[Part of a data file]
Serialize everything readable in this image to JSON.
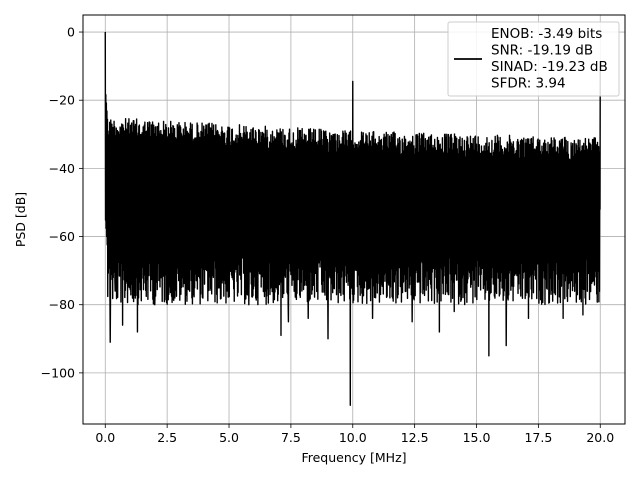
{
  "chart_data": {
    "type": "line",
    "title": "",
    "xlabel": "Frequency [MHz]",
    "ylabel": "PSD [dB]",
    "xlim": [
      -0.9,
      21.0
    ],
    "ylim": [
      -115,
      5
    ],
    "xticks": [
      0.0,
      2.5,
      5.0,
      7.5,
      10.0,
      12.5,
      15.0,
      17.5,
      20.0
    ],
    "xtick_labels": [
      "0.0",
      "2.5",
      "5.0",
      "7.5",
      "10.0",
      "12.5",
      "15.0",
      "17.5",
      "20.0"
    ],
    "yticks": [
      0,
      -20,
      -40,
      -60,
      -80,
      -100
    ],
    "ytick_labels": [
      "0",
      "−20",
      "−40",
      "−60",
      "−80",
      "−100"
    ],
    "grid": true,
    "line_color": "#000000",
    "series": [
      {
        "color": "#000000",
        "features": {
          "x_range": [
            0.0,
            20.0
          ],
          "fundamental": {
            "x": 0.0,
            "y": 0.0
          },
          "spur_mid": {
            "x": 10.0,
            "y": -14.5
          },
          "spur_end": {
            "x": 20.0,
            "y": -10.0
          },
          "notch_mid": {
            "x": 9.9,
            "y": -109.5
          },
          "noise_upper_envelope": [
            [
              0.1,
              -25
            ],
            [
              5.0,
              -27
            ],
            [
              10.0,
              -29
            ],
            [
              15.0,
              -30
            ],
            [
              19.9,
              -31
            ]
          ],
          "noise_lower_typical": -72,
          "deep_dips": [
            {
              "x": 0.2,
              "y": -91
            },
            {
              "x": 0.4,
              "y": -76
            },
            {
              "x": 0.7,
              "y": -86
            },
            {
              "x": 1.3,
              "y": -88
            },
            {
              "x": 2.0,
              "y": -80
            },
            {
              "x": 3.5,
              "y": -78
            },
            {
              "x": 5.8,
              "y": -80
            },
            {
              "x": 7.1,
              "y": -89
            },
            {
              "x": 7.4,
              "y": -85
            },
            {
              "x": 8.2,
              "y": -84
            },
            {
              "x": 9.0,
              "y": -90
            },
            {
              "x": 10.8,
              "y": -84
            },
            {
              "x": 12.4,
              "y": -85
            },
            {
              "x": 13.5,
              "y": -88
            },
            {
              "x": 14.1,
              "y": -82
            },
            {
              "x": 15.5,
              "y": -95
            },
            {
              "x": 16.2,
              "y": -92
            },
            {
              "x": 17.1,
              "y": -84
            },
            {
              "x": 18.5,
              "y": -84
            },
            {
              "x": 19.3,
              "y": -83
            }
          ]
        }
      }
    ],
    "legend": {
      "placement": "upper-right",
      "entries": [
        "ENOB: -3.49 bits",
        "SNR: -19.19 dB",
        "SINAD: -19.23 dB",
        "SFDR: 3.94"
      ]
    }
  }
}
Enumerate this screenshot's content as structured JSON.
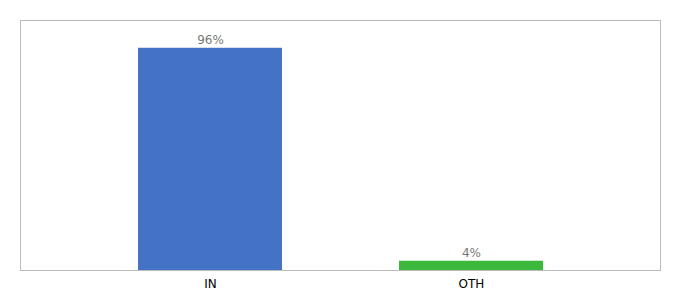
{
  "chart_data": {
    "type": "bar",
    "categories": [
      "IN",
      "OTH"
    ],
    "values": [
      96,
      4
    ],
    "value_labels": [
      "96%",
      "4%"
    ],
    "colors": [
      "#4472c4",
      "#3cb83c"
    ],
    "data_labels": true,
    "ylim": [
      0,
      108
    ],
    "tick_labels": "x"
  }
}
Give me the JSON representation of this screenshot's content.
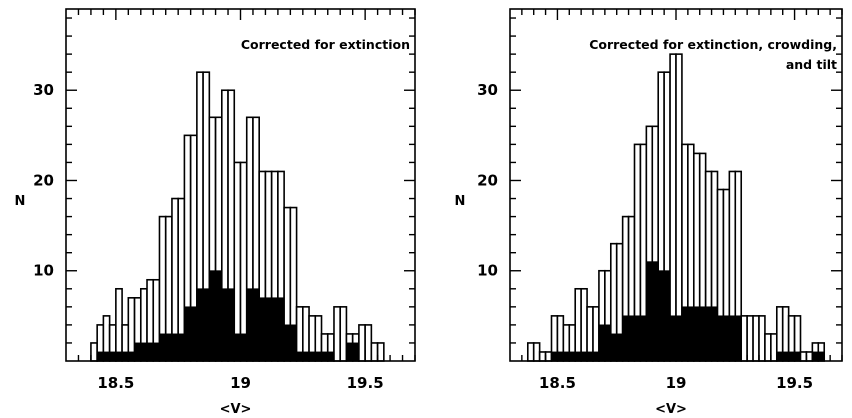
{
  "chart_data": [
    {
      "type": "bar",
      "panel": "left",
      "xlabel": "<V>",
      "ylabel": "N",
      "annotation": [
        "Corrected for extinction"
      ],
      "xlim": [
        18.3,
        19.7
      ],
      "ylim": [
        0,
        39
      ],
      "x_ticks": [
        "18.5",
        "19",
        "19.5"
      ],
      "y_ticks": [
        "10",
        "20",
        "30"
      ],
      "bin_width": 0.025,
      "bin_starts": [
        18.375,
        18.4,
        18.425,
        18.45,
        18.475,
        18.5,
        18.525,
        18.55,
        18.575,
        18.6,
        18.625,
        18.65,
        18.675,
        18.7,
        18.725,
        18.75,
        18.775,
        18.8,
        18.825,
        18.85,
        18.875,
        18.9,
        18.925,
        18.95,
        18.975,
        19.0,
        19.025,
        19.05,
        19.075,
        19.1,
        19.125,
        19.15,
        19.175,
        19.2,
        19.225,
        19.25,
        19.275,
        19.3,
        19.325,
        19.35,
        19.375,
        19.4,
        19.425,
        19.45,
        19.475,
        19.5,
        19.525,
        19.55
      ],
      "series": [
        {
          "fill": "#ffffff",
          "values": [
            0,
            2,
            4,
            5,
            4,
            8,
            4,
            7,
            7,
            8,
            9,
            9,
            16,
            16,
            18,
            18,
            25,
            25,
            32,
            32,
            27,
            27,
            30,
            30,
            22,
            22,
            27,
            27,
            21,
            21,
            21,
            21,
            17,
            17,
            6,
            6,
            5,
            5,
            3,
            3,
            6,
            6,
            3,
            3,
            4,
            4,
            2,
            2
          ]
        },
        {
          "fill": "#000000",
          "values": [
            0,
            0,
            1,
            1,
            1,
            1,
            1,
            1,
            2,
            2,
            2,
            2,
            3,
            3,
            3,
            3,
            6,
            6,
            8,
            8,
            10,
            10,
            8,
            8,
            3,
            3,
            8,
            8,
            7,
            7,
            7,
            7,
            4,
            4,
            1,
            1,
            1,
            1,
            1,
            1,
            0,
            0,
            2,
            2,
            0,
            0,
            0,
            0
          ]
        }
      ]
    },
    {
      "type": "bar",
      "panel": "right",
      "xlabel": "<V>",
      "ylabel": "N",
      "annotation": [
        "Corrected for extinction, crowding,",
        "and tilt"
      ],
      "xlim": [
        18.3,
        19.7
      ],
      "ylim": [
        0,
        39
      ],
      "x_ticks": [
        "18.5",
        "19",
        "19.5"
      ],
      "y_ticks": [
        "10",
        "20",
        "30"
      ],
      "bin_width": 0.025,
      "bin_starts": [
        18.375,
        18.4,
        18.425,
        18.45,
        18.475,
        18.5,
        18.525,
        18.55,
        18.575,
        18.6,
        18.625,
        18.65,
        18.675,
        18.7,
        18.725,
        18.75,
        18.775,
        18.8,
        18.825,
        18.85,
        18.875,
        18.9,
        18.925,
        18.95,
        18.975,
        19.0,
        19.025,
        19.05,
        19.075,
        19.1,
        19.125,
        19.15,
        19.175,
        19.2,
        19.225,
        19.25,
        19.275,
        19.3,
        19.325,
        19.35,
        19.375,
        19.4,
        19.425,
        19.45,
        19.475,
        19.5,
        19.525,
        19.55,
        19.575,
        19.6
      ],
      "series": [
        {
          "fill": "#ffffff",
          "values": [
            2,
            2,
            1,
            1,
            5,
            5,
            4,
            4,
            8,
            8,
            6,
            6,
            10,
            10,
            13,
            13,
            16,
            16,
            24,
            24,
            26,
            26,
            32,
            32,
            34,
            34,
            24,
            24,
            23,
            23,
            21,
            21,
            19,
            19,
            21,
            21,
            5,
            5,
            5,
            5,
            3,
            3,
            6,
            6,
            5,
            5,
            1,
            1,
            2,
            2
          ]
        },
        {
          "fill": "#000000",
          "values": [
            0,
            0,
            0,
            0,
            1,
            1,
            1,
            1,
            1,
            1,
            1,
            1,
            4,
            4,
            3,
            3,
            5,
            5,
            5,
            5,
            11,
            11,
            10,
            10,
            5,
            5,
            6,
            6,
            6,
            6,
            6,
            6,
            5,
            5,
            5,
            5,
            0,
            0,
            0,
            0,
            0,
            0,
            1,
            1,
            1,
            1,
            0,
            0,
            1,
            1
          ]
        }
      ]
    }
  ]
}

What to do. Copy each line of the listing that contains the string "Corrected".

Solution for this problem.
        "Corrected for extinction"
        "Corrected for extinction, crowding,",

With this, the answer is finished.